Task brief: Reproduce exactly the lines below, starting at the line that contains "Parse this screenshot: output" and ending with the last line of the records, both included; leave out any pictures.

Materials provided:

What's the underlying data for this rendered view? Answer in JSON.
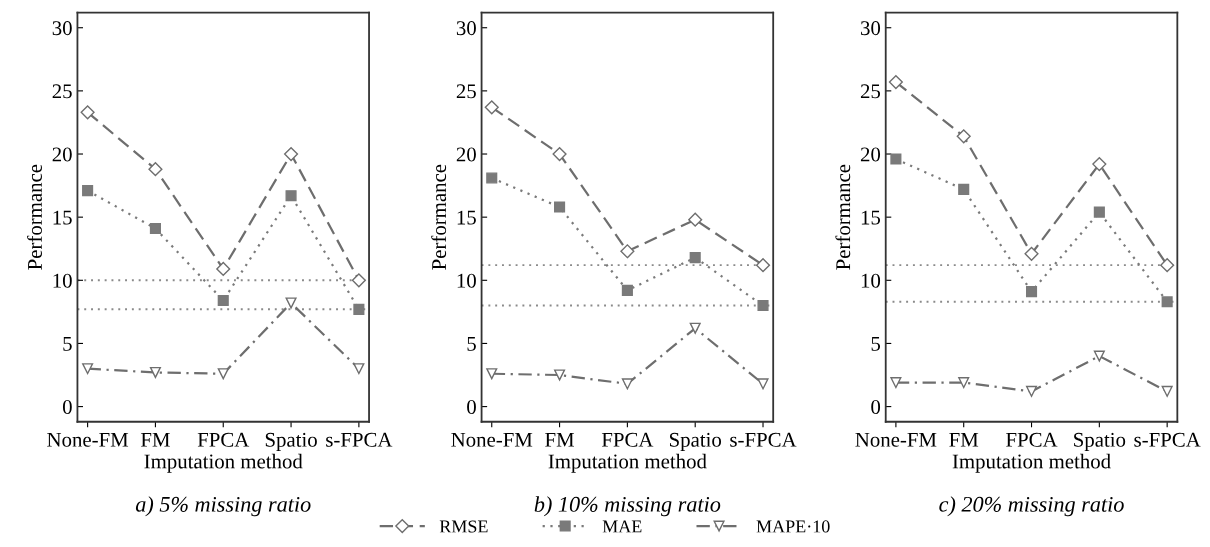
{
  "chart_data": [
    {
      "type": "line",
      "title": "a) 5% missing ratio",
      "xlabel": "Imputation method",
      "ylabel": "Performance",
      "categories": [
        "None-FM",
        "FM",
        "FPCA",
        "Spatio",
        "s-FPCA"
      ],
      "ylim": [
        -1.2,
        31.2
      ],
      "yticks": [
        0,
        5,
        10,
        15,
        20,
        25,
        30
      ],
      "legend": "bottom",
      "series": [
        {
          "name": "RMSE",
          "color": "#6e6e6e",
          "marker": "diamond",
          "line_style": "dashed",
          "values": [
            23.3,
            18.8,
            10.9,
            20.0,
            10.0
          ]
        },
        {
          "name": "MAE",
          "color": "#7a7a7a",
          "marker": "square",
          "line_style": "dotted",
          "values": [
            17.1,
            14.1,
            8.4,
            16.7,
            7.7
          ]
        },
        {
          "name": "MAPE·10",
          "color": "#6e6e6e",
          "marker": "triangle",
          "line_style": "dashdot",
          "values": [
            3.0,
            2.7,
            2.6,
            8.2,
            3.0
          ]
        }
      ],
      "ref_lines": [
        {
          "axis": "y",
          "value": 10.0,
          "color": "#8a8a8a",
          "line_style": "dotted"
        },
        {
          "axis": "y",
          "value": 7.7,
          "color": "#8a8a8a",
          "line_style": "dotted"
        }
      ]
    },
    {
      "type": "line",
      "title": "b) 10% missing ratio",
      "xlabel": "Imputation method",
      "ylabel": "Performance",
      "categories": [
        "None-FM",
        "FM",
        "FPCA",
        "Spatio",
        "s-FPCA"
      ],
      "ylim": [
        -1.2,
        31.2
      ],
      "yticks": [
        0,
        5,
        10,
        15,
        20,
        25,
        30
      ],
      "legend": "bottom",
      "series": [
        {
          "name": "RMSE",
          "color": "#6e6e6e",
          "marker": "diamond",
          "line_style": "dashed",
          "values": [
            23.7,
            20.0,
            12.3,
            14.8,
            11.2
          ]
        },
        {
          "name": "MAE",
          "color": "#7a7a7a",
          "marker": "square",
          "line_style": "dotted",
          "values": [
            18.1,
            15.8,
            9.2,
            11.8,
            8.0
          ]
        },
        {
          "name": "MAPE·10",
          "color": "#6e6e6e",
          "marker": "triangle",
          "line_style": "dashdot",
          "values": [
            2.6,
            2.5,
            1.8,
            6.2,
            1.8
          ]
        }
      ],
      "ref_lines": [
        {
          "axis": "y",
          "value": 11.2,
          "color": "#8a8a8a",
          "line_style": "dotted"
        },
        {
          "axis": "y",
          "value": 8.0,
          "color": "#8a8a8a",
          "line_style": "dotted"
        }
      ]
    },
    {
      "type": "line",
      "title": "c) 20% missing ratio",
      "xlabel": "Imputation method",
      "ylabel": "Performance",
      "categories": [
        "None-FM",
        "FM",
        "FPCA",
        "Spatio",
        "s-FPCA"
      ],
      "ylim": [
        -1.2,
        31.2
      ],
      "yticks": [
        0,
        5,
        10,
        15,
        20,
        25,
        30
      ],
      "legend": "bottom",
      "series": [
        {
          "name": "RMSE",
          "color": "#6e6e6e",
          "marker": "diamond",
          "line_style": "dashed",
          "values": [
            25.7,
            21.4,
            12.1,
            19.2,
            11.2
          ]
        },
        {
          "name": "MAE",
          "color": "#7a7a7a",
          "marker": "square",
          "line_style": "dotted",
          "values": [
            19.6,
            17.2,
            9.1,
            15.4,
            8.3
          ]
        },
        {
          "name": "MAPE·10",
          "color": "#6e6e6e",
          "marker": "triangle",
          "line_style": "dashdot",
          "values": [
            1.9,
            1.9,
            1.2,
            4.0,
            1.2
          ]
        }
      ],
      "ref_lines": [
        {
          "axis": "y",
          "value": 11.2,
          "color": "#8a8a8a",
          "line_style": "dotted"
        },
        {
          "axis": "y",
          "value": 8.3,
          "color": "#8a8a8a",
          "line_style": "dotted"
        }
      ]
    }
  ]
}
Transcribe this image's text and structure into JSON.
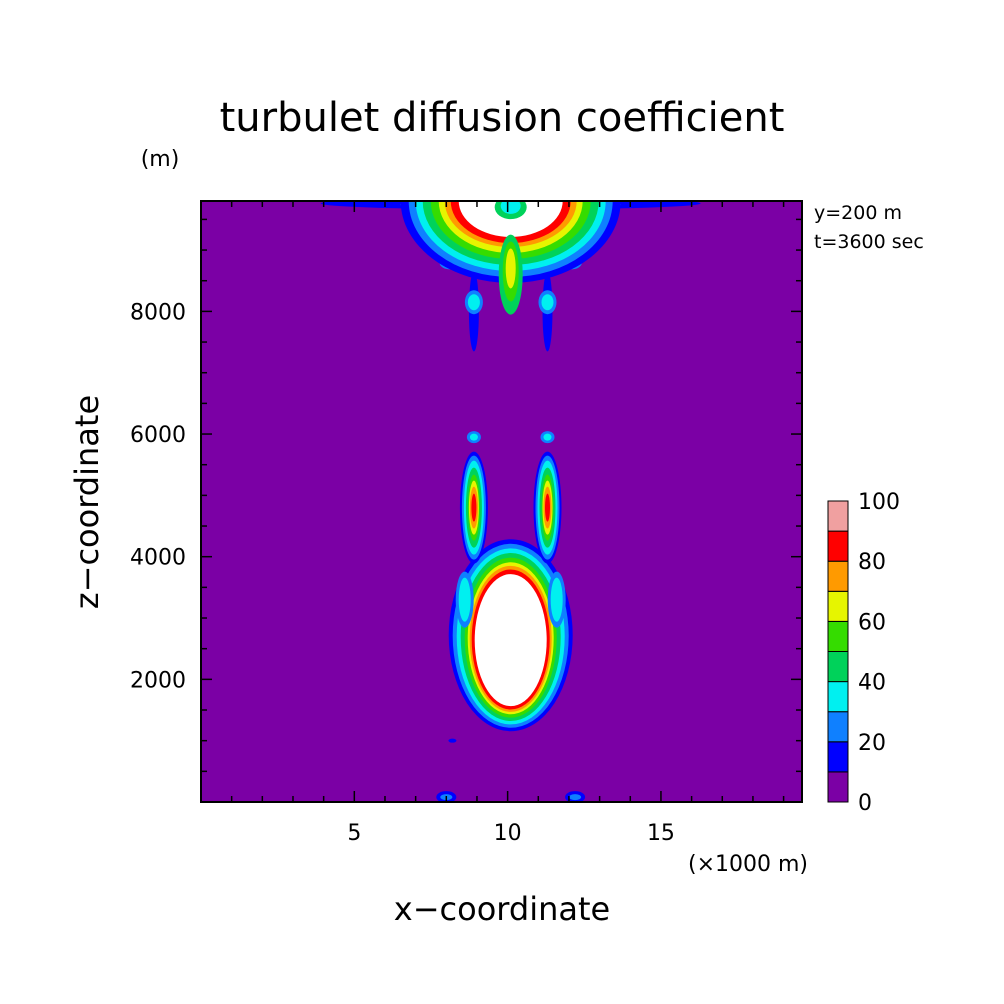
{
  "chart_data": {
    "type": "heatmap",
    "title": "turbulet diffusion coefficient",
    "xlabel": "x−coordinate",
    "ylabel": "z−coordinate",
    "x_unit": "(×1000 m)",
    "y_unit": "(m)",
    "annotations": [
      "y=200 m",
      "t=3600 sec"
    ],
    "xlim": [
      0,
      19.6
    ],
    "ylim": [
      0,
      9800
    ],
    "x_ticks": [
      5,
      10,
      15
    ],
    "y_ticks": [
      2000,
      4000,
      6000,
      8000
    ],
    "x_tick_labels": [
      "5",
      "10",
      "15"
    ],
    "y_tick_labels": [
      "2000",
      "4000",
      "6000",
      "8000"
    ],
    "colorbar": {
      "levels": [
        0,
        10,
        20,
        30,
        40,
        50,
        60,
        70,
        80,
        90,
        100
      ],
      "labels": [
        "0",
        "20",
        "40",
        "60",
        "80",
        "100"
      ],
      "colors": [
        "#7b00a5",
        "#0000ff",
        "#0f80ff",
        "#00f0f0",
        "#00d25a",
        "#35dc00",
        "#e6f500",
        "#ff9a00",
        "#ff0000",
        "#f0a0a0"
      ],
      "above_max_color": "#ffffff"
    },
    "background_value": 0,
    "features": [
      {
        "name": "upper-plume",
        "x_center": 10.1,
        "z_top": 9800,
        "z_bottom": 7400,
        "max_value": ">100"
      },
      {
        "name": "left-column",
        "x_center": 8.9,
        "z_top": 6000,
        "z_bottom": 3900,
        "max_value": 90
      },
      {
        "name": "right-column",
        "x_center": 11.3,
        "z_top": 6000,
        "z_bottom": 3900,
        "max_value": 90
      },
      {
        "name": "lower-bubble",
        "x_center": 10.1,
        "z_top": 3650,
        "z_bottom": 1850,
        "max_value": ">100"
      }
    ]
  }
}
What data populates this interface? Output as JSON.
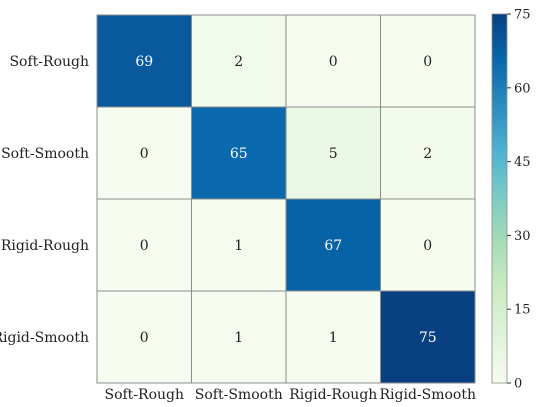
{
  "chart_data": {
    "type": "heatmap",
    "title": "",
    "xlabel": "",
    "ylabel": "",
    "x_categories": [
      "Soft-Rough",
      "Soft-Smooth",
      "Rigid-Rough",
      "Rigid-Smooth"
    ],
    "y_categories": [
      "Soft-Rough",
      "Soft-Smooth",
      "Rigid-Rough",
      "Rigid-Smooth"
    ],
    "values": [
      [
        69,
        2,
        0,
        0
      ],
      [
        0,
        65,
        5,
        2
      ],
      [
        0,
        1,
        67,
        0
      ],
      [
        0,
        1,
        1,
        75
      ]
    ],
    "colorbar": {
      "min": 0,
      "max": 75,
      "ticks": [
        "0",
        "15",
        "30",
        "45",
        "60",
        "75"
      ],
      "colormap": "GnBu",
      "colors": [
        "#f7fcf0",
        "#e0f3db",
        "#ccebc5",
        "#a8ddb5",
        "#7bccc4",
        "#4eb3d3",
        "#2b8cbe",
        "#0868ac",
        "#084081"
      ]
    },
    "grid": true,
    "legend": "right"
  }
}
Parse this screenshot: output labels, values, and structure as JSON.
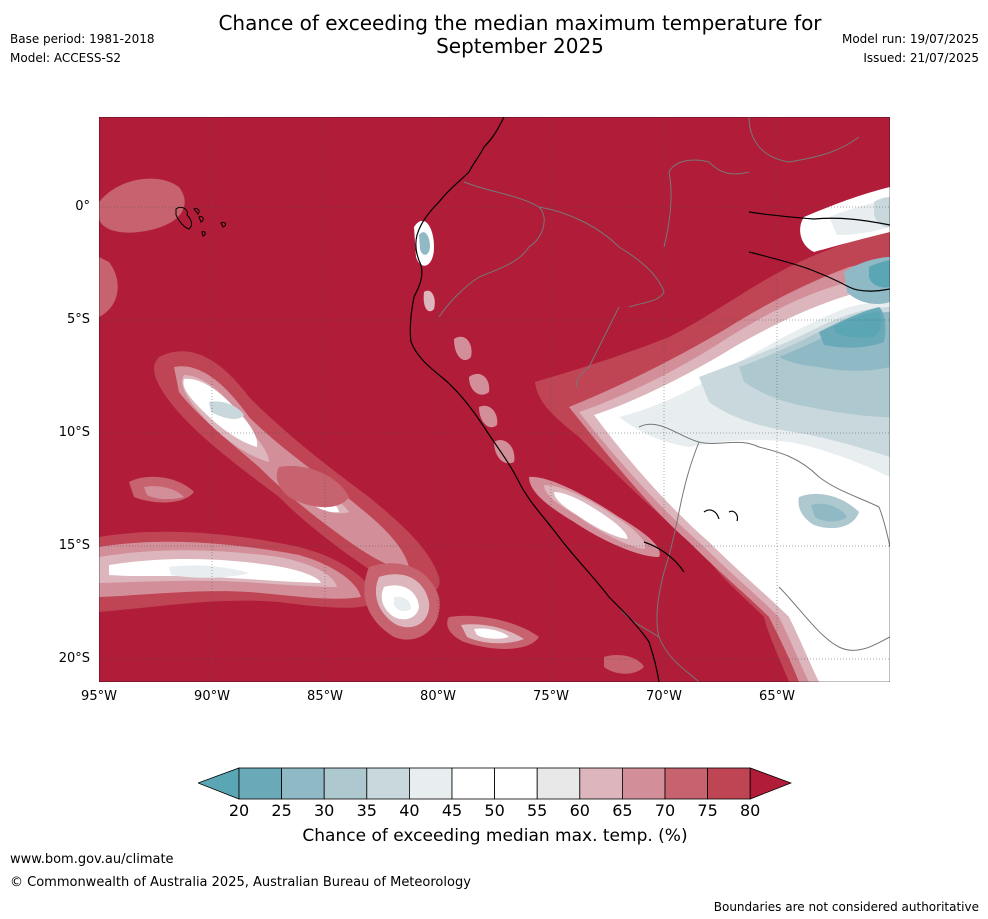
{
  "header": {
    "title_line1": "Chance of exceeding the median maximum temperature for",
    "title_line2": "September 2025",
    "base_period": "Base period: 1981-2018",
    "model": "Model: ACCESS-S2",
    "model_run": "Model run: 19/07/2025",
    "issued": "Issued: 21/07/2025"
  },
  "map": {
    "lat_labels": [
      "0°",
      "5°S",
      "10°S",
      "15°S",
      "20°S"
    ],
    "lon_labels": [
      "95°W",
      "90°W",
      "85°W",
      "80°W",
      "75°W",
      "70°W",
      "65°W"
    ],
    "background_color": "#b11c38"
  },
  "colorbar": {
    "ticks": [
      "20",
      "25",
      "30",
      "35",
      "40",
      "45",
      "50",
      "55",
      "60",
      "65",
      "70",
      "75",
      "80"
    ],
    "colors": [
      "#5aa6b4",
      "#6aaab8",
      "#8fb9c5",
      "#adc8ce",
      "#c9d8dc",
      "#e8eef0",
      "#ffffff",
      "#ffffff",
      "#e8e8e8",
      "#dcb6bc",
      "#d38f99",
      "#c7626f",
      "#bf4555",
      "#b11c38"
    ],
    "label": "Chance of exceeding median max. temp. (%)"
  },
  "footer": {
    "url": "www.bom.gov.au/climate",
    "copyright": "© Commonwealth of Australia 2025, Australian Bureau of Meteorology",
    "disclaimer": "Boundaries are not considered authoritative"
  }
}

Answer to the task:
Parse this screenshot: output labels, values, and structure as JSON.
{
  "header": {
    "title_line1": "Chance of exceeding the median maximum temperature for",
    "title_line2": "September 2025",
    "base_period": "Base period: 1981-2018",
    "model": "Model: ACCESS-S2",
    "model_run": "Model run: 19/07/2025",
    "issued": "Issued: 21/07/2025"
  },
  "map": {
    "lat_labels": [
      "0°",
      "5°S",
      "10°S",
      "15°S",
      "20°S"
    ],
    "lon_labels": [
      "95°W",
      "90°W",
      "85°W",
      "80°W",
      "75°W",
      "70°W",
      "65°W"
    ],
    "background_color": "#b11c38"
  },
  "colorbar": {
    "ticks": [
      "20",
      "25",
      "30",
      "35",
      "40",
      "45",
      "50",
      "55",
      "60",
      "65",
      "70",
      "75",
      "80"
    ],
    "colors": [
      "#5aa6b4",
      "#6aaab8",
      "#8fb9c5",
      "#adc8ce",
      "#c9d8dc",
      "#e8eef0",
      "#ffffff",
      "#ffffff",
      "#e8e8e8",
      "#dcb6bc",
      "#d38f99",
      "#c7626f",
      "#bf4555",
      "#b11c38"
    ],
    "label": "Chance of exceeding median max. temp. (%)"
  },
  "footer": {
    "url": "www.bom.gov.au/climate",
    "copyright": "© Commonwealth of Australia 2025, Australian Bureau of Meteorology",
    "disclaimer": "Boundaries are not considered authoritative"
  }
}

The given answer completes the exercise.